[Aim]
Check each line of the material. Copy those containing "name".

[Given entries]
** begin **

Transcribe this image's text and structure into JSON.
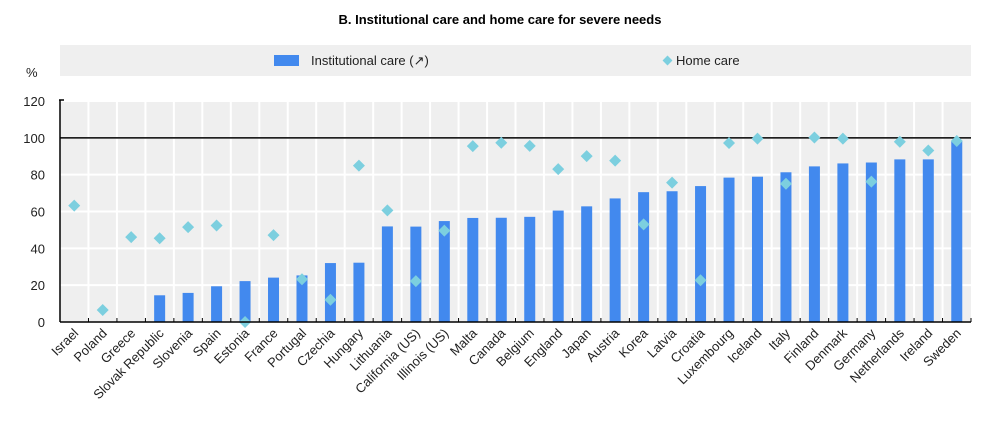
{
  "chart_data": {
    "type": "bar",
    "title": "B. Institutional care and home care for severe needs",
    "ylabel": "%",
    "xlabel": "",
    "ylim": [
      0,
      120
    ],
    "yticks": [
      0,
      20,
      40,
      60,
      80,
      100,
      120
    ],
    "reference_line": 100,
    "grid": true,
    "legend_position": "top",
    "colors": {
      "bar": "#4289ee",
      "marker": "#7ccfdf",
      "plot_bg": "#efefef",
      "grid": "#ffffff"
    },
    "categories": [
      "Israel",
      "Poland",
      "Greece",
      "Slovak Republic",
      "Slovenia",
      "Spain",
      "Estonia",
      "France",
      "Portugal",
      "Czechia",
      "Hungary",
      "Lithuania",
      "California (US)",
      "Illinois (US)",
      "Malta",
      "Canada",
      "Belgium",
      "England",
      "Japan",
      "Austria",
      "Korea",
      "Latvia",
      "Croatia",
      "Luxembourg",
      "Iceland",
      "Italy",
      "Finland",
      "Denmark",
      "Germany",
      "Netherlands",
      "Ireland",
      "Sweden"
    ],
    "series": [
      {
        "name": "Institutional care (↗)",
        "type": "bar",
        "values": [
          null,
          null,
          null,
          14.5,
          15.8,
          19.4,
          22.2,
          24.1,
          25.3,
          32,
          32.2,
          51.9,
          51.8,
          54.8,
          56.5,
          56.6,
          57.1,
          60.5,
          62.8,
          67.1,
          70.5,
          71,
          73.8,
          78.4,
          78.9,
          81.3,
          84.5,
          86.1,
          86.6,
          88.3,
          88.3,
          98.4
        ]
      },
      {
        "name": "Home care",
        "type": "scatter",
        "values": [
          63.2,
          6.5,
          46.1,
          45.5,
          51.5,
          52.4,
          0,
          47.2,
          23.2,
          12.1,
          84.9,
          60.6,
          22.2,
          49.6,
          95.5,
          97.3,
          95.6,
          83,
          90.1,
          87.6,
          53,
          75.7,
          22.7,
          97.2,
          99.6,
          75.1,
          100.2,
          99.6,
          76.2,
          97.9,
          93.1,
          98.3
        ]
      }
    ]
  }
}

** end **

[Solution to this task]
        "name": "Institutional care (↗)",
        "name": "Home care",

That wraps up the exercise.